__TASK DIRECTIONS__. Go through the entries below and count the lines holding the word "JSON". Reply with only the number, please.

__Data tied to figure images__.
══════════
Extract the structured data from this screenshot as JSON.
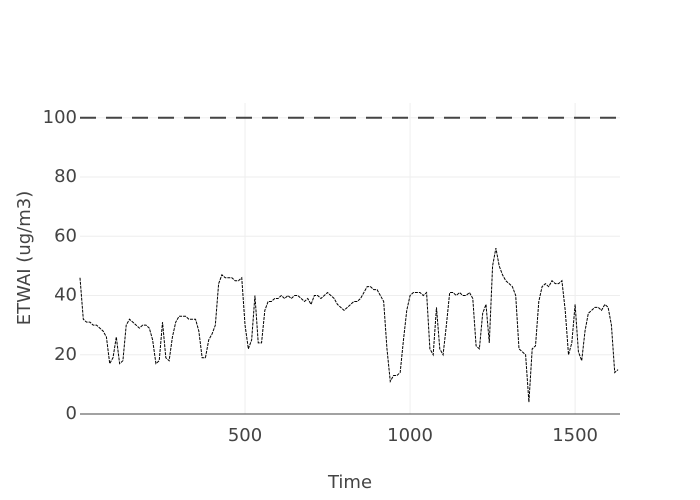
{
  "chart_data": {
    "type": "line",
    "x_label": "Time",
    "y_label": "ETWAI (ug/m3)",
    "x": [
      0,
      10,
      20,
      30,
      40,
      50,
      60,
      70,
      80,
      90,
      100,
      110,
      120,
      130,
      140,
      150,
      160,
      170,
      180,
      190,
      200,
      210,
      220,
      230,
      240,
      250,
      260,
      270,
      280,
      290,
      300,
      310,
      320,
      330,
      340,
      350,
      360,
      370,
      380,
      390,
      400,
      410,
      420,
      430,
      440,
      450,
      460,
      470,
      480,
      490,
      500,
      510,
      520,
      530,
      540,
      550,
      560,
      570,
      580,
      590,
      600,
      610,
      620,
      630,
      640,
      650,
      660,
      670,
      680,
      690,
      700,
      710,
      720,
      730,
      740,
      750,
      760,
      770,
      780,
      790,
      800,
      810,
      820,
      830,
      840,
      850,
      860,
      870,
      880,
      890,
      900,
      910,
      920,
      930,
      940,
      950,
      960,
      970,
      980,
      990,
      1000,
      1010,
      1020,
      1030,
      1040,
      1050,
      1060,
      1070,
      1080,
      1090,
      1100,
      1110,
      1120,
      1130,
      1140,
      1150,
      1160,
      1170,
      1180,
      1190,
      1200,
      1210,
      1220,
      1230,
      1240,
      1250,
      1260,
      1270,
      1280,
      1290,
      1300,
      1310,
      1320,
      1330,
      1340,
      1350,
      1360,
      1370,
      1380,
      1390,
      1400,
      1410,
      1420,
      1430,
      1440,
      1450,
      1460,
      1470,
      1480,
      1490,
      1500,
      1510,
      1520,
      1530,
      1540,
      1550,
      1560,
      1570,
      1580,
      1590,
      1600,
      1610,
      1620,
      1630
    ],
    "values": [
      46,
      32,
      31,
      31,
      30,
      30,
      29,
      28,
      26,
      17,
      19,
      26,
      17,
      18,
      30,
      32,
      31,
      30,
      29,
      30,
      30,
      29,
      25,
      17,
      18,
      31,
      19,
      18,
      26,
      31,
      33,
      33,
      33,
      32,
      32,
      32,
      28,
      19,
      19,
      25,
      27,
      30,
      44,
      47,
      46,
      46,
      46,
      45,
      45,
      46,
      30,
      22,
      25,
      40,
      24,
      24,
      35,
      38,
      38,
      39,
      39,
      40,
      39,
      40,
      39,
      40,
      40,
      39,
      38,
      39,
      37,
      40,
      40,
      39,
      40,
      41,
      40,
      39,
      37,
      36,
      35,
      36,
      37,
      38,
      38,
      39,
      41,
      43,
      43,
      42,
      42,
      40,
      38,
      22,
      11,
      13,
      13,
      14,
      25,
      35,
      40,
      41,
      41,
      41,
      40,
      41,
      22,
      20,
      36,
      22,
      20,
      30,
      41,
      41,
      40,
      41,
      40,
      40,
      41,
      39,
      23,
      22,
      34,
      37,
      24,
      50,
      56,
      50,
      47,
      45,
      44,
      43,
      40,
      22,
      21,
      20,
      4,
      22,
      23,
      38,
      43,
      44,
      43,
      45,
      44,
      44,
      45,
      35,
      20,
      24,
      37,
      21,
      18,
      28,
      34,
      35,
      36,
      36,
      35,
      37,
      36,
      30,
      14,
      15
    ],
    "color": "#000000",
    "hline": 100,
    "hline_color": "#444444",
    "xlim": [
      0,
      1636
    ],
    "ylim": [
      0,
      105
    ],
    "xticks": [
      500,
      1000,
      1500
    ],
    "yticks": [
      0,
      20,
      40,
      60,
      80,
      100
    ],
    "grid": true
  }
}
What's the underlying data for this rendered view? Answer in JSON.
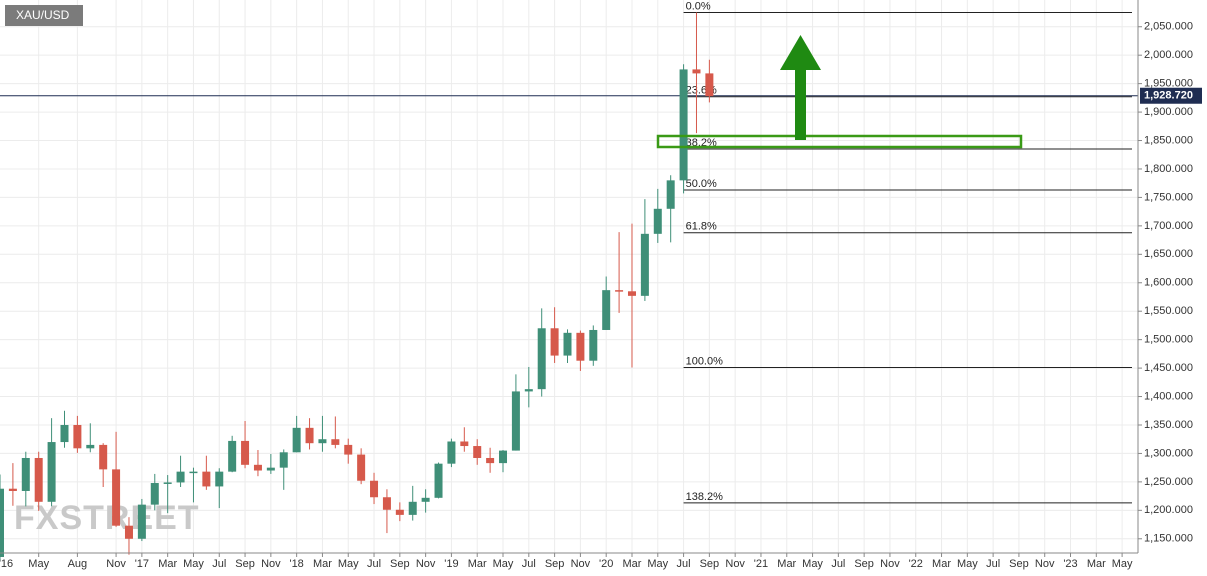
{
  "chart_data": {
    "type": "candlestick",
    "symbol": "XAU/USD",
    "watermark": "FXSTREET",
    "up_color": "#3f8f78",
    "down_color": "#d6594b",
    "grid": true,
    "x": [
      "2016-02",
      "2016-03",
      "2016-04",
      "2016-05",
      "2016-06",
      "2016-07",
      "2016-08",
      "2016-09",
      "2016-10",
      "2016-11",
      "2016-12",
      "2017-01",
      "2017-02",
      "2017-03",
      "2017-04",
      "2017-05",
      "2017-06",
      "2017-07",
      "2017-08",
      "2017-09",
      "2017-10",
      "2017-11",
      "2017-12",
      "2018-01",
      "2018-02",
      "2018-03",
      "2018-04",
      "2018-05",
      "2018-06",
      "2018-07",
      "2018-08",
      "2018-09",
      "2018-10",
      "2018-11",
      "2018-12",
      "2019-01",
      "2019-02",
      "2019-03",
      "2019-04",
      "2019-05",
      "2019-06",
      "2019-07",
      "2019-08",
      "2019-09",
      "2019-10",
      "2019-11",
      "2019-12",
      "2020-01",
      "2020-02",
      "2020-03",
      "2020-04",
      "2020-05",
      "2020-06",
      "2020-07",
      "2020-08",
      "2020-09"
    ],
    "open": [
      1118,
      1238,
      1234,
      1292,
      1215,
      1320,
      1350,
      1309,
      1315,
      1272,
      1173,
      1150,
      1210,
      1248,
      1249,
      1268,
      1268,
      1242,
      1268,
      1322,
      1280,
      1270,
      1275,
      1302,
      1345,
      1318,
      1325,
      1315,
      1298,
      1252,
      1223,
      1201,
      1192,
      1215,
      1222,
      1282,
      1321,
      1313,
      1292,
      1283,
      1305,
      1409,
      1413,
      1520,
      1472,
      1512,
      1463,
      1517,
      1587,
      1585,
      1577,
      1686,
      1730,
      1780,
      1975,
      1968
    ],
    "high": [
      1263,
      1283,
      1303,
      1303,
      1362,
      1375,
      1366,
      1353,
      1318,
      1338,
      1188,
      1220,
      1264,
      1262,
      1296,
      1275,
      1296,
      1274,
      1331,
      1357,
      1306,
      1299,
      1307,
      1366,
      1362,
      1366,
      1365,
      1326,
      1309,
      1266,
      1237,
      1214,
      1243,
      1237,
      1284,
      1326,
      1346,
      1325,
      1310,
      1306,
      1439,
      1452,
      1555,
      1557,
      1518,
      1516,
      1525,
      1611,
      1689,
      1704,
      1747,
      1765,
      1789,
      1984,
      2075,
      1992
    ],
    "low": [
      1111,
      1208,
      1207,
      1199,
      1207,
      1310,
      1301,
      1302,
      1241,
      1171,
      1122,
      1146,
      1200,
      1195,
      1241,
      1214,
      1236,
      1204,
      1267,
      1274,
      1260,
      1264,
      1236,
      1302,
      1307,
      1303,
      1309,
      1282,
      1246,
      1211,
      1160,
      1181,
      1182,
      1196,
      1221,
      1276,
      1303,
      1280,
      1266,
      1267,
      1305,
      1381,
      1400,
      1459,
      1459,
      1445,
      1454,
      1517,
      1547,
      1451,
      1568,
      1670,
      1671,
      1757,
      1863,
      1917
    ],
    "close": [
      1238,
      1234,
      1292,
      1215,
      1320,
      1350,
      1309,
      1315,
      1272,
      1173,
      1150,
      1210,
      1248,
      1249,
      1268,
      1268,
      1242,
      1268,
      1322,
      1280,
      1270,
      1275,
      1302,
      1345,
      1318,
      1325,
      1315,
      1298,
      1252,
      1223,
      1201,
      1192,
      1215,
      1222,
      1282,
      1321,
      1313,
      1292,
      1283,
      1305,
      1409,
      1413,
      1520,
      1472,
      1512,
      1463,
      1517,
      1587,
      1585,
      1577,
      1686,
      1730,
      1780,
      1975,
      1968,
      1928
    ],
    "xlim": [
      "2016-02",
      "2023-06"
    ],
    "xticks": [
      {
        "value": "2016-01",
        "label": "'16"
      },
      {
        "value": "2016-05",
        "label": "May"
      },
      {
        "value": "2016-08",
        "label": "Aug"
      },
      {
        "value": "2016-11",
        "label": "Nov"
      },
      {
        "value": "2017-01",
        "label": "'17"
      },
      {
        "value": "2017-03",
        "label": "Mar"
      },
      {
        "value": "2017-05",
        "label": "May"
      },
      {
        "value": "2017-07",
        "label": "Jul"
      },
      {
        "value": "2017-09",
        "label": "Sep"
      },
      {
        "value": "2017-11",
        "label": "Nov"
      },
      {
        "value": "2018-01",
        "label": "'18"
      },
      {
        "value": "2018-03",
        "label": "Mar"
      },
      {
        "value": "2018-05",
        "label": "May"
      },
      {
        "value": "2018-07",
        "label": "Jul"
      },
      {
        "value": "2018-09",
        "label": "Sep"
      },
      {
        "value": "2018-11",
        "label": "Nov"
      },
      {
        "value": "2019-01",
        "label": "'19"
      },
      {
        "value": "2019-03",
        "label": "Mar"
      },
      {
        "value": "2019-05",
        "label": "May"
      },
      {
        "value": "2019-07",
        "label": "Jul"
      },
      {
        "value": "2019-09",
        "label": "Sep"
      },
      {
        "value": "2019-11",
        "label": "Nov"
      },
      {
        "value": "2020-01",
        "label": "'20"
      },
      {
        "value": "2020-03",
        "label": "Mar"
      },
      {
        "value": "2020-05",
        "label": "May"
      },
      {
        "value": "2020-07",
        "label": "Jul"
      },
      {
        "value": "2020-09",
        "label": "Sep"
      },
      {
        "value": "2020-11",
        "label": "Nov"
      },
      {
        "value": "2021-01",
        "label": "'21"
      },
      {
        "value": "2021-03",
        "label": "Mar"
      },
      {
        "value": "2021-05",
        "label": "May"
      },
      {
        "value": "2021-07",
        "label": "Jul"
      },
      {
        "value": "2021-09",
        "label": "Sep"
      },
      {
        "value": "2021-11",
        "label": "Nov"
      },
      {
        "value": "2022-01",
        "label": "'22"
      },
      {
        "value": "2022-03",
        "label": "Mar"
      },
      {
        "value": "2022-05",
        "label": "May"
      },
      {
        "value": "2022-07",
        "label": "Jul"
      },
      {
        "value": "2022-09",
        "label": "Sep"
      },
      {
        "value": "2022-11",
        "label": "Nov"
      },
      {
        "value": "2023-01",
        "label": "'23"
      },
      {
        "value": "2023-03",
        "label": "Mar"
      },
      {
        "value": "2023-05",
        "label": "May"
      }
    ],
    "ylim": [
      1125,
      2097
    ],
    "yticks": [
      {
        "value": 1150,
        "label": "1,150.000"
      },
      {
        "value": 1200,
        "label": "1,200.000"
      },
      {
        "value": 1250,
        "label": "1,250.000"
      },
      {
        "value": 1300,
        "label": "1,300.000"
      },
      {
        "value": 1350,
        "label": "1,350.000"
      },
      {
        "value": 1400,
        "label": "1,400.000"
      },
      {
        "value": 1450,
        "label": "1,450.000"
      },
      {
        "value": 1500,
        "label": "1,500.000"
      },
      {
        "value": 1550,
        "label": "1,550.000"
      },
      {
        "value": 1600,
        "label": "1,600.000"
      },
      {
        "value": 1650,
        "label": "1,650.000"
      },
      {
        "value": 1700,
        "label": "1,700.000"
      },
      {
        "value": 1750,
        "label": "1,750.000"
      },
      {
        "value": 1800,
        "label": "1,800.000"
      },
      {
        "value": 1850,
        "label": "1,850.000"
      },
      {
        "value": 1900,
        "label": "1,900.000"
      },
      {
        "value": 1950,
        "label": "1,950.000"
      },
      {
        "value": 2000,
        "label": "2,000.000"
      },
      {
        "value": 2050,
        "label": "2,050.000"
      }
    ],
    "last_price": {
      "value": 1928.72,
      "label": "1,928.720"
    },
    "fib_levels": [
      {
        "label": "0.0%",
        "value": 2075
      },
      {
        "label": "23.6%",
        "value": 1927
      },
      {
        "label": "38.2%",
        "value": 1835
      },
      {
        "label": "50.0%",
        "value": 1763
      },
      {
        "label": "61.8%",
        "value": 1688
      },
      {
        "label": "100.0%",
        "value": 1451
      },
      {
        "label": "138.2%",
        "value": 1213
      }
    ]
  }
}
══════════
__PROBLEM SOLUTION__. 2